-- START OF SUPPLIED RECORDS --

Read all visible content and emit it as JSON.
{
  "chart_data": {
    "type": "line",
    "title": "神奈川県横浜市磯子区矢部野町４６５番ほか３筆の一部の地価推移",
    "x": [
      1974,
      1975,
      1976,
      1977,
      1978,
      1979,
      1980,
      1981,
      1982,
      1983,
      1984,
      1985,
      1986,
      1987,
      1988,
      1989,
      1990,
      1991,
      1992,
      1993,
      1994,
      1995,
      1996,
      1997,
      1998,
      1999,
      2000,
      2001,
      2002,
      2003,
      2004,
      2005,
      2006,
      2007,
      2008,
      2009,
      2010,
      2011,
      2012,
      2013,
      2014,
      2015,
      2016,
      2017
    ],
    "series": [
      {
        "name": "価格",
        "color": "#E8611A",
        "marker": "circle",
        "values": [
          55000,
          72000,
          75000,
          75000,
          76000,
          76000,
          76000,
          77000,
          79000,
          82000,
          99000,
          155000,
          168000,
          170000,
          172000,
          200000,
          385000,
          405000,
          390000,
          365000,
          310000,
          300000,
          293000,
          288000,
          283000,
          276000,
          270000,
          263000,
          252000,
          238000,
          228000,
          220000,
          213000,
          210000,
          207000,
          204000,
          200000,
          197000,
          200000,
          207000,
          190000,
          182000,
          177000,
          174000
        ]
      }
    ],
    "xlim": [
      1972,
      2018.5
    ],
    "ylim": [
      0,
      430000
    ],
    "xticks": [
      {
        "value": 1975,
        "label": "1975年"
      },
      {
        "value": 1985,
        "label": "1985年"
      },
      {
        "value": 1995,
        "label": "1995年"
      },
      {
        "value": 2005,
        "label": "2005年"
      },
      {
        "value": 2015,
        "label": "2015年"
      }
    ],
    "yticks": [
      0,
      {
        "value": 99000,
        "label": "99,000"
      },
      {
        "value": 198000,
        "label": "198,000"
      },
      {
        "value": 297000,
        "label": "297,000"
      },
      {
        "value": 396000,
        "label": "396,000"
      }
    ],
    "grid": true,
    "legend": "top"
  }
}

-- END OF SUPPLIED RECORDS --

__AIM OF THE TASK__
Would you reproduce the material above in full, exactly as given?

__ANSWER FOR THE TASK__
Read all visible content and emit it as JSON.
{
  "chart_data": {
    "type": "line",
    "title": "神奈川県横浜市磯子区矢部野町４６５番ほか３筆の一部の地価推移",
    "x": [
      1974,
      1975,
      1976,
      1977,
      1978,
      1979,
      1980,
      1981,
      1982,
      1983,
      1984,
      1985,
      1986,
      1987,
      1988,
      1989,
      1990,
      1991,
      1992,
      1993,
      1994,
      1995,
      1996,
      1997,
      1998,
      1999,
      2000,
      2001,
      2002,
      2003,
      2004,
      2005,
      2006,
      2007,
      2008,
      2009,
      2010,
      2011,
      2012,
      2013,
      2014,
      2015,
      2016,
      2017
    ],
    "series": [
      {
        "name": "価格",
        "color": "#E8611A",
        "marker": "circle",
        "values": [
          55000,
          72000,
          75000,
          75000,
          76000,
          76000,
          76000,
          77000,
          79000,
          82000,
          99000,
          155000,
          168000,
          170000,
          172000,
          200000,
          385000,
          405000,
          390000,
          365000,
          310000,
          300000,
          293000,
          288000,
          283000,
          276000,
          270000,
          263000,
          252000,
          238000,
          228000,
          220000,
          213000,
          210000,
          207000,
          204000,
          200000,
          197000,
          200000,
          207000,
          190000,
          182000,
          177000,
          174000
        ]
      }
    ],
    "xlim": [
      1972,
      2018.5
    ],
    "ylim": [
      0,
      430000
    ],
    "xticks": [
      {
        "value": 1975,
        "label": "1975年"
      },
      {
        "value": 1985,
        "label": "1985年"
      },
      {
        "value": 1995,
        "label": "1995年"
      },
      {
        "value": 2005,
        "label": "2005年"
      },
      {
        "value": 2015,
        "label": "2015年"
      }
    ],
    "yticks": [
      0,
      {
        "value": 99000,
        "label": "99,000"
      },
      {
        "value": 198000,
        "label": "198,000"
      },
      {
        "value": 297000,
        "label": "297,000"
      },
      {
        "value": 396000,
        "label": "396,000"
      }
    ],
    "grid": true,
    "legend": "top"
  }
}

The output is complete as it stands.